- Task set
• A. Reproduce the hangover column word for word, everything from "I did. Milk" down to "seems to agree.".
• B. Summarize the hangover column in two sentences.

- Text block
BEGIN
By Rachel Hergett EBS COLUMNIST

Spooky season feels like the start of the larger fall holiday season, filled with friends and family and pumpkin everything. There will be costumed candy gathering, fetes and feasts. And it’s all dangerous.
Festivities make us thirsty, it seems. Nights of revelry, thus, may lead to mornings in misery.
The science says nothing will “cure” your hangover, but replacing electrolytes, nutrients and fluids is key to getting back on track. What this means differs wildly from person to person. Everyone seems to have a remedy.
“Clam chowder,” my cousin Trevor tells me with confidence. “Or a banana milkshake. Milk settles your stomach. Look it up.”
I did. Milk can coat your stomach lining and slow its absorption rate for things like alcohol, but it’s only a temporary fix.
“I’m afraid it would curdle with the alcohol in my stomach,” his girlfriend says, and my stomach seems to agree.
END
- Rows
BEGIN
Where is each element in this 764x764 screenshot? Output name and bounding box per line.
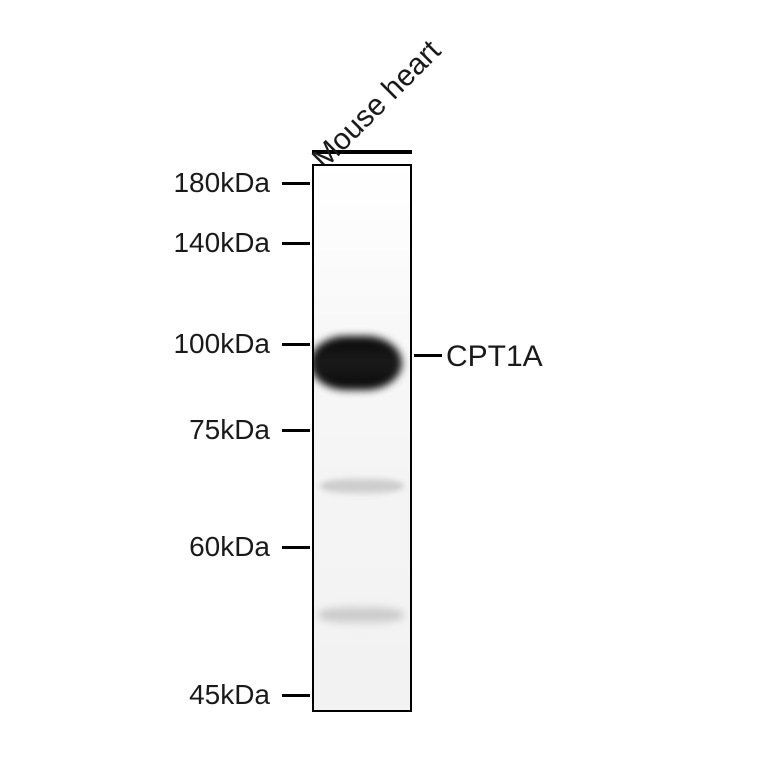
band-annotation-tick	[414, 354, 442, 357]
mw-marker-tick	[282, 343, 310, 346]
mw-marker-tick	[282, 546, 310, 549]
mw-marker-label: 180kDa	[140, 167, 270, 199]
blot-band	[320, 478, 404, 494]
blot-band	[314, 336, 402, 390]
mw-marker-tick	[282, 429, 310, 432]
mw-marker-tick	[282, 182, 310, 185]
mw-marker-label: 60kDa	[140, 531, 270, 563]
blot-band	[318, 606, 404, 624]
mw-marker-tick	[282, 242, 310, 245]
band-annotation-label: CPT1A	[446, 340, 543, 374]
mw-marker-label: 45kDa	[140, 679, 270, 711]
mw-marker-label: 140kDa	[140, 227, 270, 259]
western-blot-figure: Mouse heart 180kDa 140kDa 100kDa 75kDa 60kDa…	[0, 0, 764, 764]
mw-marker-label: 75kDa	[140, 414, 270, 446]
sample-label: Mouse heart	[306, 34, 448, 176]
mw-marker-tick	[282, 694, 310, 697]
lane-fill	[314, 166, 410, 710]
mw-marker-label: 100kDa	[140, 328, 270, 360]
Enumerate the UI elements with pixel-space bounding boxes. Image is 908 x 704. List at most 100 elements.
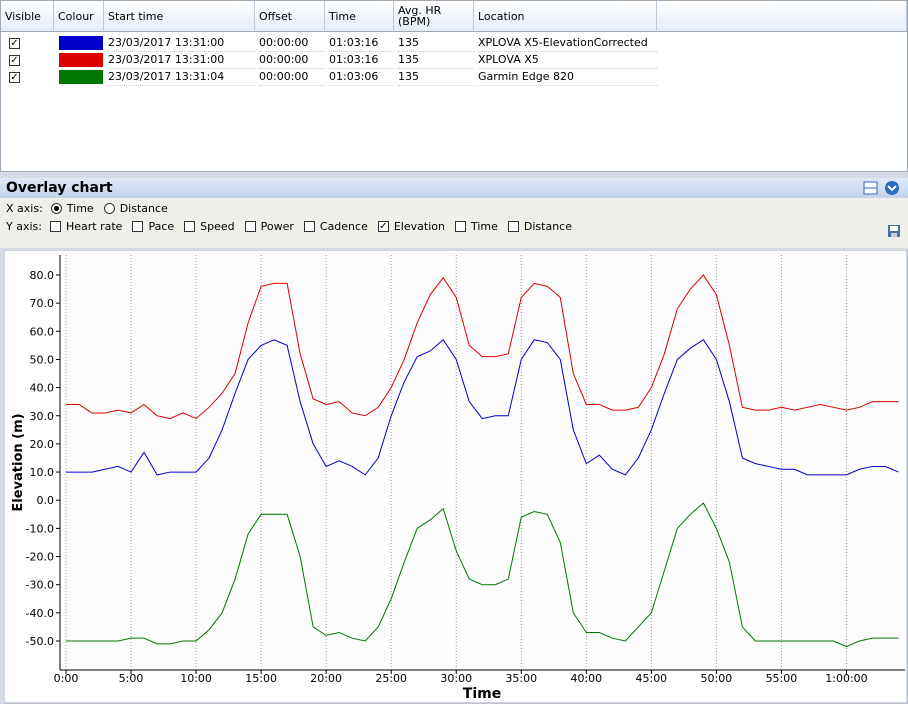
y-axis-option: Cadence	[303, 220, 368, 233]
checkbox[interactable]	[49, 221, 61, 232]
END
- In response
• A.
I did. Milk can coat your stomach lining and slow its absorption rate for things like alcohol, but it’s only a temporary fix.
“I’m afraid it would curdle with the alcohol in my stomach,” his girlfriend says, and my stomach seems to agree.

• B. Fall festivities can bring nights of revelry followed by mornings in misery, and although science says nothing cures a hangover, replacing electrolytes, nutrients and fluids is key to recovering. The writer's cousin recommends clam chowder or a banana milkshake because milk settles the stomach, but milk only coats the stomach lining temporarily, and his girlfriend fears it would curdle with the alcohol.